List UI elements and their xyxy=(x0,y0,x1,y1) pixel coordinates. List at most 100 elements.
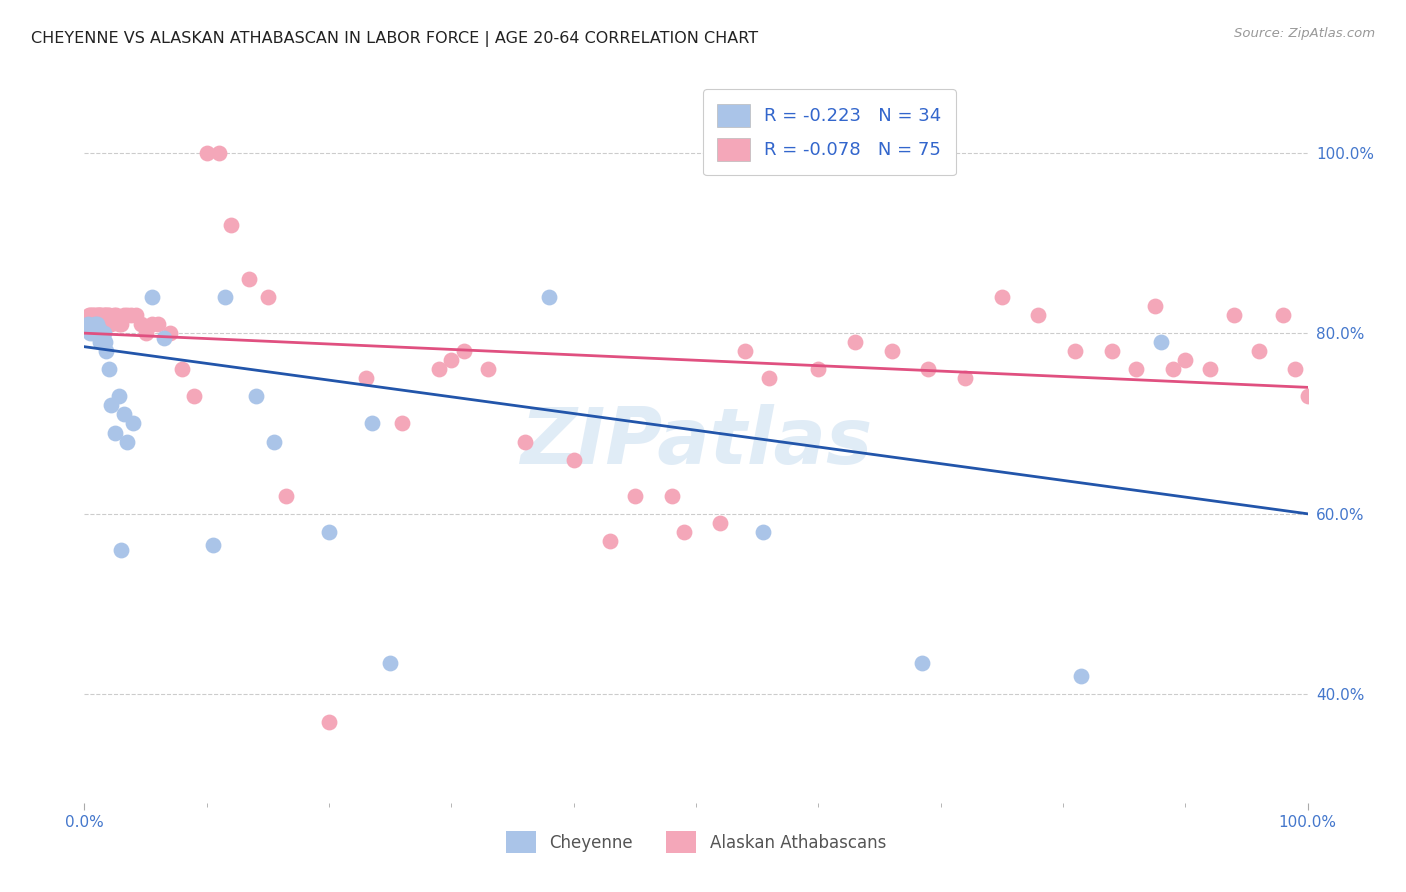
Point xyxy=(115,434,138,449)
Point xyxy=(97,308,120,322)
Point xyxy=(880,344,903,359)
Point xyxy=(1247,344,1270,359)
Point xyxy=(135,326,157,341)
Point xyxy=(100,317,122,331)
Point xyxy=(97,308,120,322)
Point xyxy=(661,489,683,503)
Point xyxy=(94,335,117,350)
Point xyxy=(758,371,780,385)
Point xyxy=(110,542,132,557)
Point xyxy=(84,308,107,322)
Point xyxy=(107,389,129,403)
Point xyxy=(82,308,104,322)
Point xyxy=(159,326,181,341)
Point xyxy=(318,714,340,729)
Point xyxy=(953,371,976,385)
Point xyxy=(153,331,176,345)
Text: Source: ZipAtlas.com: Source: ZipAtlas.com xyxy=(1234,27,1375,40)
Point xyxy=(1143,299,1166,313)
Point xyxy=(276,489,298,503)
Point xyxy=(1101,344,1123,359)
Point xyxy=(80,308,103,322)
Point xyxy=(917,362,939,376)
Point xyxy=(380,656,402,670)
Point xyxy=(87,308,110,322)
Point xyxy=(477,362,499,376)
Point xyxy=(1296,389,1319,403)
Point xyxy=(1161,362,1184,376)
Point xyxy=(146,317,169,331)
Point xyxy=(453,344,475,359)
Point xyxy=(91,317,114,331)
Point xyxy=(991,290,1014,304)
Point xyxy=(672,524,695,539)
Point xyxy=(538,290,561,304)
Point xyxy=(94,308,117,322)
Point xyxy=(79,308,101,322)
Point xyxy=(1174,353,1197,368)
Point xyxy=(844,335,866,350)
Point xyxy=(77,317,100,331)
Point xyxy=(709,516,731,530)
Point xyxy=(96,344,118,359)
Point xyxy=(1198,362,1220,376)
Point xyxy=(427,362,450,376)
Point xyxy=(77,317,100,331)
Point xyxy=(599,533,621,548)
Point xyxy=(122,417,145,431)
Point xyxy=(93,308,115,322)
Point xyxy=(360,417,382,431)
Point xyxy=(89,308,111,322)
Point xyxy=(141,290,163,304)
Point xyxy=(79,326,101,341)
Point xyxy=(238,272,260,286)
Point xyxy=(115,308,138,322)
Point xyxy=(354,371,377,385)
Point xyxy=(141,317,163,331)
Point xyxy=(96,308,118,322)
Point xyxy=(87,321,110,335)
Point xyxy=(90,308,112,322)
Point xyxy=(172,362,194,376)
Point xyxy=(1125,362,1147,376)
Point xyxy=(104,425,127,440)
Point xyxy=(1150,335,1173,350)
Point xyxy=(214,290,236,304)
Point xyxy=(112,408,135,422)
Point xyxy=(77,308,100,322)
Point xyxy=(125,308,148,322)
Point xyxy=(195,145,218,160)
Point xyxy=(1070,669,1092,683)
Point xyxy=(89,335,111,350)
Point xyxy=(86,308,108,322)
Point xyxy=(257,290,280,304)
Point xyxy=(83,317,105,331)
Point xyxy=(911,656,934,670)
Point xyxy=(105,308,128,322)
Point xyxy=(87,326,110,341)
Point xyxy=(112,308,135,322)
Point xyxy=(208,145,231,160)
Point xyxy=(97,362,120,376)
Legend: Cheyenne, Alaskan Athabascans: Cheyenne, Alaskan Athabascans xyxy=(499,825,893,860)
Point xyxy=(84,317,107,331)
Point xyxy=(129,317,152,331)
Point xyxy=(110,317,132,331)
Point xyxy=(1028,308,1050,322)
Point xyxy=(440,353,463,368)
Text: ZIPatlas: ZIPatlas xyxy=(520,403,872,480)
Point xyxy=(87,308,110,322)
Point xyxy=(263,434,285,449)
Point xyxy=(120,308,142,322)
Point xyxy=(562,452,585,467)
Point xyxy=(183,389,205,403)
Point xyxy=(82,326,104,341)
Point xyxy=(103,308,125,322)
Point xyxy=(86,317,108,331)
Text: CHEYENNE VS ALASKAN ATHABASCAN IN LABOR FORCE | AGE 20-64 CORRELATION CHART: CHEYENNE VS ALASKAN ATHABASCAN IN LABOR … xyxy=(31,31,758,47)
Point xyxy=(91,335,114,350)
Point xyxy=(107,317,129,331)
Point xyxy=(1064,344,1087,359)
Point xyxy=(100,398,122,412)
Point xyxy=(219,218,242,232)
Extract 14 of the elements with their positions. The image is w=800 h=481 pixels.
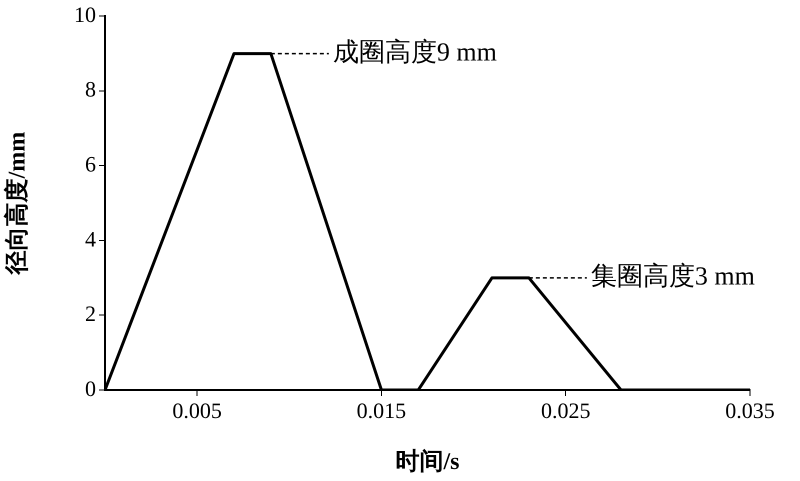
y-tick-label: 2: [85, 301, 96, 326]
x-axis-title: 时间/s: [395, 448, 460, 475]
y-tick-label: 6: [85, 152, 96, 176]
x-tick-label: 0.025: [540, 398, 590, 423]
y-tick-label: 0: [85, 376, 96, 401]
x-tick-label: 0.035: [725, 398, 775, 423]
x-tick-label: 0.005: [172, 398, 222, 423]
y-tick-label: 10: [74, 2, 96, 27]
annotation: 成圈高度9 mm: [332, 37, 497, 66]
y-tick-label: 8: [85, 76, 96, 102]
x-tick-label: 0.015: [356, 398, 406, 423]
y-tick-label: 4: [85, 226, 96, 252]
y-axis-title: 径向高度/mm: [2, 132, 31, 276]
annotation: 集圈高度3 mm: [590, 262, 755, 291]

WORK TO BE COMPLETED -
Copy all of the items above exactly as they appear, but leave out the picture lines.

FULL ANSWER -
List UI elements and their xyxy=(x0,y0,x1,y1) pixel coordinates. List at most 100 elements.
Point xyxy=(115,434,138,449)
Point xyxy=(97,308,120,322)
Point xyxy=(880,344,903,359)
Point xyxy=(1247,344,1270,359)
Point xyxy=(135,326,157,341)
Point xyxy=(100,317,122,331)
Point xyxy=(97,308,120,322)
Point xyxy=(661,489,683,503)
Point xyxy=(94,335,117,350)
Point xyxy=(758,371,780,385)
Point xyxy=(110,542,132,557)
Point xyxy=(84,308,107,322)
Point xyxy=(107,389,129,403)
Point xyxy=(82,308,104,322)
Point xyxy=(159,326,181,341)
Point xyxy=(318,714,340,729)
Point xyxy=(953,371,976,385)
Point xyxy=(153,331,176,345)
Text: Source: ZipAtlas.com: Source: ZipAtlas.com xyxy=(1234,27,1375,40)
Point xyxy=(1143,299,1166,313)
Point xyxy=(276,489,298,503)
Point xyxy=(1101,344,1123,359)
Point xyxy=(80,308,103,322)
Point xyxy=(917,362,939,376)
Point xyxy=(380,656,402,670)
Point xyxy=(87,308,110,322)
Point xyxy=(477,362,499,376)
Point xyxy=(1296,389,1319,403)
Point xyxy=(1161,362,1184,376)
Point xyxy=(146,317,169,331)
Point xyxy=(453,344,475,359)
Point xyxy=(91,317,114,331)
Point xyxy=(991,290,1014,304)
Point xyxy=(672,524,695,539)
Point xyxy=(538,290,561,304)
Point xyxy=(94,308,117,322)
Point xyxy=(79,308,101,322)
Point xyxy=(1174,353,1197,368)
Point xyxy=(844,335,866,350)
Point xyxy=(77,317,100,331)
Point xyxy=(709,516,731,530)
Point xyxy=(96,344,118,359)
Point xyxy=(1198,362,1220,376)
Point xyxy=(427,362,450,376)
Point xyxy=(77,317,100,331)
Point xyxy=(599,533,621,548)
Point xyxy=(122,417,145,431)
Point xyxy=(93,308,115,322)
Point xyxy=(360,417,382,431)
Point xyxy=(89,308,111,322)
Point xyxy=(141,290,163,304)
Point xyxy=(79,326,101,341)
Point xyxy=(238,272,260,286)
Point xyxy=(115,308,138,322)
Point xyxy=(354,371,377,385)
Point xyxy=(141,317,163,331)
Point xyxy=(96,308,118,322)
Point xyxy=(87,321,110,335)
Point xyxy=(90,308,112,322)
Point xyxy=(172,362,194,376)
Point xyxy=(1125,362,1147,376)
Point xyxy=(104,425,127,440)
Point xyxy=(1150,335,1173,350)
Point xyxy=(214,290,236,304)
Point xyxy=(112,408,135,422)
Point xyxy=(77,308,100,322)
Point xyxy=(125,308,148,322)
Point xyxy=(195,145,218,160)
Point xyxy=(1070,669,1092,683)
Point xyxy=(89,335,111,350)
Point xyxy=(86,308,108,322)
Point xyxy=(257,290,280,304)
Point xyxy=(83,317,105,331)
Point xyxy=(911,656,934,670)
Point xyxy=(105,308,128,322)
Point xyxy=(87,326,110,341)
Point xyxy=(112,308,135,322)
Point xyxy=(208,145,231,160)
Point xyxy=(97,362,120,376)
Legend: Cheyenne, Alaskan Athabascans: Cheyenne, Alaskan Athabascans xyxy=(499,825,893,860)
Point xyxy=(84,317,107,331)
Point xyxy=(129,317,152,331)
Point xyxy=(110,317,132,331)
Point xyxy=(1028,308,1050,322)
Point xyxy=(440,353,463,368)
Text: ZIPatlas: ZIPatlas xyxy=(520,403,872,480)
Point xyxy=(87,308,110,322)
Point xyxy=(263,434,285,449)
Point xyxy=(120,308,142,322)
Point xyxy=(562,452,585,467)
Point xyxy=(183,389,205,403)
Point xyxy=(82,326,104,341)
Point xyxy=(103,308,125,322)
Point xyxy=(86,317,108,331)
Text: CHEYENNE VS ALASKAN ATHABASCAN IN LABOR FORCE | AGE 20-64 CORRELATION CHART: CHEYENNE VS ALASKAN ATHABASCAN IN LABOR … xyxy=(31,31,758,47)
Point xyxy=(91,335,114,350)
Point xyxy=(107,317,129,331)
Point xyxy=(1064,344,1087,359)
Point xyxy=(100,398,122,412)
Point xyxy=(219,218,242,232)
Extract 14 of the elements with their positions. The image is w=800 h=481 pixels.
y-tick-label: 2: [85, 301, 96, 326]
x-axis-title: 时间/s: [395, 448, 460, 475]
y-tick-label: 6: [85, 152, 96, 176]
x-tick-label: 0.025: [540, 398, 590, 423]
y-tick-label: 0: [85, 376, 96, 401]
x-tick-label: 0.035: [725, 398, 775, 423]
x-tick-label: 0.005: [172, 398, 222, 423]
y-tick-label: 10: [74, 2, 96, 27]
annotation: 成圈高度9 mm: [332, 37, 497, 66]
y-tick-label: 8: [85, 76, 96, 102]
x-tick-label: 0.015: [356, 398, 406, 423]
y-tick-label: 4: [85, 226, 96, 252]
y-axis-title: 径向高度/mm: [2, 132, 31, 276]
annotation: 集圈高度3 mm: [590, 262, 755, 291]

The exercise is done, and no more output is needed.